### TASK DIRECTIONS
Reproduce each of the lines word for word.

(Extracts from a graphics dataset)
-- Begin --
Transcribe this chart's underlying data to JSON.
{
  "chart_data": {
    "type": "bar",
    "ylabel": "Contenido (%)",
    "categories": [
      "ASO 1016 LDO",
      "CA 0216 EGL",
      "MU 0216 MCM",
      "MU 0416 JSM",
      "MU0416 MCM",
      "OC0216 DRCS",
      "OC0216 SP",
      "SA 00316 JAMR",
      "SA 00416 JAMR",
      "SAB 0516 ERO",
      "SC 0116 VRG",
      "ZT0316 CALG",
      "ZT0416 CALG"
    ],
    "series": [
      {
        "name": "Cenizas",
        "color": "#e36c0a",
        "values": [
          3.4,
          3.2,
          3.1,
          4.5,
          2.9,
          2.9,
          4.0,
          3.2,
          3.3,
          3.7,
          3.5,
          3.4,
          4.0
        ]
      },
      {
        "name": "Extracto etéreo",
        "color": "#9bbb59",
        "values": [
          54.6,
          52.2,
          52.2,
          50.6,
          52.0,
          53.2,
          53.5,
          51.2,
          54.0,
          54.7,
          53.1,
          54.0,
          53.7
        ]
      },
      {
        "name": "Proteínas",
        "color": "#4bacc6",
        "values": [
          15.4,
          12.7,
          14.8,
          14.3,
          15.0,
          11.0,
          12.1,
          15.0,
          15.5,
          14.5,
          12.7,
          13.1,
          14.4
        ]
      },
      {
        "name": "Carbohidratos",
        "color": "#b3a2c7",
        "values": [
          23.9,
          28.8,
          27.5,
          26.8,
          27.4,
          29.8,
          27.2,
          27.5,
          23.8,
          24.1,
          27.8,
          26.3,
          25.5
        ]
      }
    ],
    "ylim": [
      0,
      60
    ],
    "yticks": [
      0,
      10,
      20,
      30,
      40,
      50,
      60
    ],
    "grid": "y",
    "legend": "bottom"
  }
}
-- End --
### EXERCISE RESULT
Transcribe this chart's underlying data to JSON.
{
  "chart_data": {
    "type": "bar",
    "ylabel": "Contenido (%)",
    "categories": [
      "ASO 1016 LDO",
      "CA 0216 EGL",
      "MU 0216 MCM",
      "MU 0416 JSM",
      "MU0416 MCM",
      "OC0216 DRCS",
      "OC0216 SP",
      "SA 00316 JAMR",
      "SA 00416 JAMR",
      "SAB 0516 ERO",
      "SC 0116 VRG",
      "ZT0316 CALG",
      "ZT0416 CALG"
    ],
    "series": [
      {
        "name": "Cenizas",
        "color": "#e36c0a",
        "values": [
          3.4,
          3.2,
          3.1,
          4.5,
          2.9,
          2.9,
          4.0,
          3.2,
          3.3,
          3.7,
          3.5,
          3.4,
          4.0
        ]
      },
      {
        "name": "Extracto etéreo",
        "color": "#9bbb59",
        "values": [
          54.6,
          52.2,
          52.2,
          50.6,
          52.0,
          53.2,
          53.5,
          51.2,
          54.0,
          54.7,
          53.1,
          54.0,
          53.7
        ]
      },
      {
        "name": "Proteínas",
        "color": "#4bacc6",
        "values": [
          15.4,
          12.7,
          14.8,
          14.3,
          15.0,
          11.0,
          12.1,
          15.0,
          15.5,
          14.5,
          12.7,
          13.1,
          14.4
        ]
      },
      {
        "name": "Carbohidratos",
        "color": "#b3a2c7",
        "values": [
          23.9,
          28.8,
          27.5,
          26.8,
          27.4,
          29.8,
          27.2,
          27.5,
          23.8,
          24.1,
          27.8,
          26.3,
          25.5
        ]
      }
    ],
    "ylim": [
      0,
      60
    ],
    "yticks": [
      0,
      10,
      20,
      30,
      40,
      50,
      60
    ],
    "grid": "y",
    "legend": "bottom"
  }
}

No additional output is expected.